[Exercise description] Leave out the pictures and transcribe everything else exactly.

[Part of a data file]
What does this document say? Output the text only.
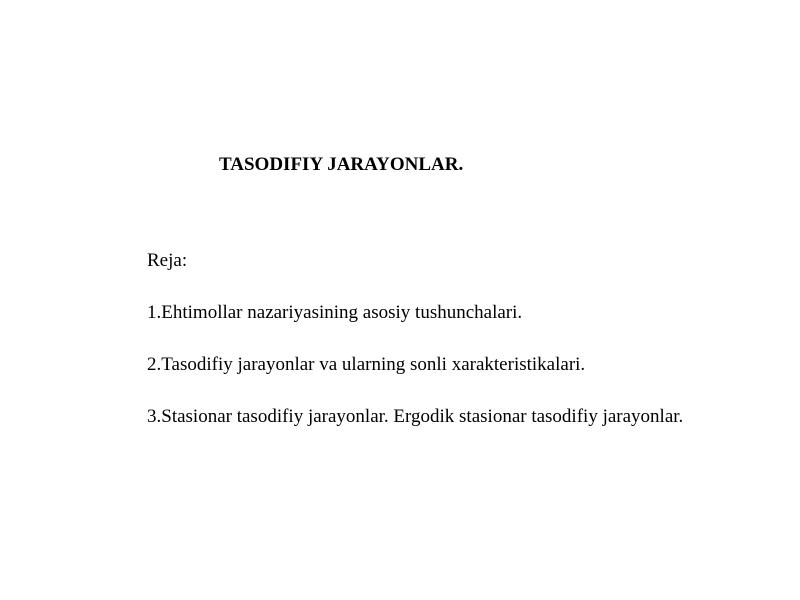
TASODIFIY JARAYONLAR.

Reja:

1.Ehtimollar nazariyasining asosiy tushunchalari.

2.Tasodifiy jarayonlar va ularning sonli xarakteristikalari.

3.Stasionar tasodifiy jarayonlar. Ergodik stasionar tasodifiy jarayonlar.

[Reply]
What does this document say? Output the text only.
TASODIFIY JARAYONLAR.

Reja:

1.Ehtimollar nazariyasining asosiy tushunchalari.

2.Tasodifiy jarayonlar va ularning sonli xarakteristikalari.

3.Stasionar tasodifiy jarayonlar. Ergodik stasionar tasodifiy jarayonlar.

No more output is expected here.